| Your instructions |
Below is a block of data; give all of it again word for word.

| Supplied entries |
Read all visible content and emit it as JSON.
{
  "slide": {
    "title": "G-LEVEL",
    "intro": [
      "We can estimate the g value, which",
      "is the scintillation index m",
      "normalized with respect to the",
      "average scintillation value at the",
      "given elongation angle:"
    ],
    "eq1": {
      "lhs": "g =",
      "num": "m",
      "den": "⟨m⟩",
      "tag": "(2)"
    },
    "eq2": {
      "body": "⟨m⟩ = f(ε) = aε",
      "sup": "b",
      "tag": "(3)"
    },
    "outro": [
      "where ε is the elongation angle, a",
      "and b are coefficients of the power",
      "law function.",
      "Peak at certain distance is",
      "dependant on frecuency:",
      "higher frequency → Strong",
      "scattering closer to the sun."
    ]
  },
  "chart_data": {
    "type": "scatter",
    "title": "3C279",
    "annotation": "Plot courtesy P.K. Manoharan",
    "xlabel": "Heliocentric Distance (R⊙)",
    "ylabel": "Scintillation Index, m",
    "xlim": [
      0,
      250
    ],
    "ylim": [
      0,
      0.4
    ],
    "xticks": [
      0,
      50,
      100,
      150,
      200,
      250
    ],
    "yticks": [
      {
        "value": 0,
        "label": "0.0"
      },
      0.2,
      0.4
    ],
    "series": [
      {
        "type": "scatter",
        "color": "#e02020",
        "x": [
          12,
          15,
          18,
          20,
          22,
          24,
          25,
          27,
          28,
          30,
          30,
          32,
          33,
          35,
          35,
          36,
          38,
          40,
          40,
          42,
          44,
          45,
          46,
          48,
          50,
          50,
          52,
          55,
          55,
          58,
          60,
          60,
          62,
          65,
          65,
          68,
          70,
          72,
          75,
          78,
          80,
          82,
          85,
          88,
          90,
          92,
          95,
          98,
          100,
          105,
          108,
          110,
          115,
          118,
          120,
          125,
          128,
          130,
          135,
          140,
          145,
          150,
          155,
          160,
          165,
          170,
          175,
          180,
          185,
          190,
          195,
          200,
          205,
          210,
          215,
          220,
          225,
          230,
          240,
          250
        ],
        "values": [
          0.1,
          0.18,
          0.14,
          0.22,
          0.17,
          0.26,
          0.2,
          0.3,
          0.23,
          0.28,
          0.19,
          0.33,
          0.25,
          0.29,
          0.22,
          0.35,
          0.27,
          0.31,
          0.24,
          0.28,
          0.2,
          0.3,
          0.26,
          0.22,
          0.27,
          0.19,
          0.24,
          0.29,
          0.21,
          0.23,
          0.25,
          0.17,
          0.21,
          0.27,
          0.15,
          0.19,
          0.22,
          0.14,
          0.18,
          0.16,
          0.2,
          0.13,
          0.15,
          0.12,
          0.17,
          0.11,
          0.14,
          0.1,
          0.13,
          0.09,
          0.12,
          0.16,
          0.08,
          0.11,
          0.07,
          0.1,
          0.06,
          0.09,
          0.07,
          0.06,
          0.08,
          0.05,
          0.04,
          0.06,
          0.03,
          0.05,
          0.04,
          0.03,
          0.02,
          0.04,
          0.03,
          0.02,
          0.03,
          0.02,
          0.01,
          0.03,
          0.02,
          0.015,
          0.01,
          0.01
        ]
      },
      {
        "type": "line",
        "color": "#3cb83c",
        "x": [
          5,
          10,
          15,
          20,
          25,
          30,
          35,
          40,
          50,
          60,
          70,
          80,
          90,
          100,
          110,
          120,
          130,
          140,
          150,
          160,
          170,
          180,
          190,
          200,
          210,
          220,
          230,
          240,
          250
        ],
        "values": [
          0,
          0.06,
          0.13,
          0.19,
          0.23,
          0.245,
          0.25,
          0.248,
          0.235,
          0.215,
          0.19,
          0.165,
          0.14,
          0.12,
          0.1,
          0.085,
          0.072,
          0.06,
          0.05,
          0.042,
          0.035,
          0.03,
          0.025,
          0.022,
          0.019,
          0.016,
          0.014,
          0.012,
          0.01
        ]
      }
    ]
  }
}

| The output |
Read all visible content and emit it as JSON.
{
  "slide": {
    "title": "G-LEVEL",
    "intro": [
      "We can estimate the g value, which",
      "is the scintillation index m",
      "normalized with respect to the",
      "average scintillation value at the",
      "given elongation angle:"
    ],
    "eq1": {
      "lhs": "g =",
      "num": "m",
      "den": "⟨m⟩",
      "tag": "(2)"
    },
    "eq2": {
      "body": "⟨m⟩ = f(ε) = aε",
      "sup": "b",
      "tag": "(3)"
    },
    "outro": [
      "where ε is the elongation angle, a",
      "and b are coefficients of the power",
      "law function.",
      "Peak at certain distance is",
      "dependant on frecuency:",
      "higher frequency → Strong",
      "scattering closer to the sun."
    ]
  },
  "chart_data": {
    "type": "scatter",
    "title": "3C279",
    "annotation": "Plot courtesy P.K. Manoharan",
    "xlabel": "Heliocentric Distance (R⊙)",
    "ylabel": "Scintillation Index, m",
    "xlim": [
      0,
      250
    ],
    "ylim": [
      0,
      0.4
    ],
    "xticks": [
      0,
      50,
      100,
      150,
      200,
      250
    ],
    "yticks": [
      {
        "value": 0,
        "label": "0.0"
      },
      0.2,
      0.4
    ],
    "series": [
      {
        "type": "scatter",
        "color": "#e02020",
        "x": [
          12,
          15,
          18,
          20,
          22,
          24,
          25,
          27,
          28,
          30,
          30,
          32,
          33,
          35,
          35,
          36,
          38,
          40,
          40,
          42,
          44,
          45,
          46,
          48,
          50,
          50,
          52,
          55,
          55,
          58,
          60,
          60,
          62,
          65,
          65,
          68,
          70,
          72,
          75,
          78,
          80,
          82,
          85,
          88,
          90,
          92,
          95,
          98,
          100,
          105,
          108,
          110,
          115,
          118,
          120,
          125,
          128,
          130,
          135,
          140,
          145,
          150,
          155,
          160,
          165,
          170,
          175,
          180,
          185,
          190,
          195,
          200,
          205,
          210,
          215,
          220,
          225,
          230,
          240,
          250
        ],
        "values": [
          0.1,
          0.18,
          0.14,
          0.22,
          0.17,
          0.26,
          0.2,
          0.3,
          0.23,
          0.28,
          0.19,
          0.33,
          0.25,
          0.29,
          0.22,
          0.35,
          0.27,
          0.31,
          0.24,
          0.28,
          0.2,
          0.3,
          0.26,
          0.22,
          0.27,
          0.19,
          0.24,
          0.29,
          0.21,
          0.23,
          0.25,
          0.17,
          0.21,
          0.27,
          0.15,
          0.19,
          0.22,
          0.14,
          0.18,
          0.16,
          0.2,
          0.13,
          0.15,
          0.12,
          0.17,
          0.11,
          0.14,
          0.1,
          0.13,
          0.09,
          0.12,
          0.16,
          0.08,
          0.11,
          0.07,
          0.1,
          0.06,
          0.09,
          0.07,
          0.06,
          0.08,
          0.05,
          0.04,
          0.06,
          0.03,
          0.05,
          0.04,
          0.03,
          0.02,
          0.04,
          0.03,
          0.02,
          0.03,
          0.02,
          0.01,
          0.03,
          0.02,
          0.015,
          0.01,
          0.01
        ]
      },
      {
        "type": "line",
        "color": "#3cb83c",
        "x": [
          5,
          10,
          15,
          20,
          25,
          30,
          35,
          40,
          50,
          60,
          70,
          80,
          90,
          100,
          110,
          120,
          130,
          140,
          150,
          160,
          170,
          180,
          190,
          200,
          210,
          220,
          230,
          240,
          250
        ],
        "values": [
          0,
          0.06,
          0.13,
          0.19,
          0.23,
          0.245,
          0.25,
          0.248,
          0.235,
          0.215,
          0.19,
          0.165,
          0.14,
          0.12,
          0.1,
          0.085,
          0.072,
          0.06,
          0.05,
          0.042,
          0.035,
          0.03,
          0.025,
          0.022,
          0.019,
          0.016,
          0.014,
          0.012,
          0.01
        ]
      }
    ]
  }
}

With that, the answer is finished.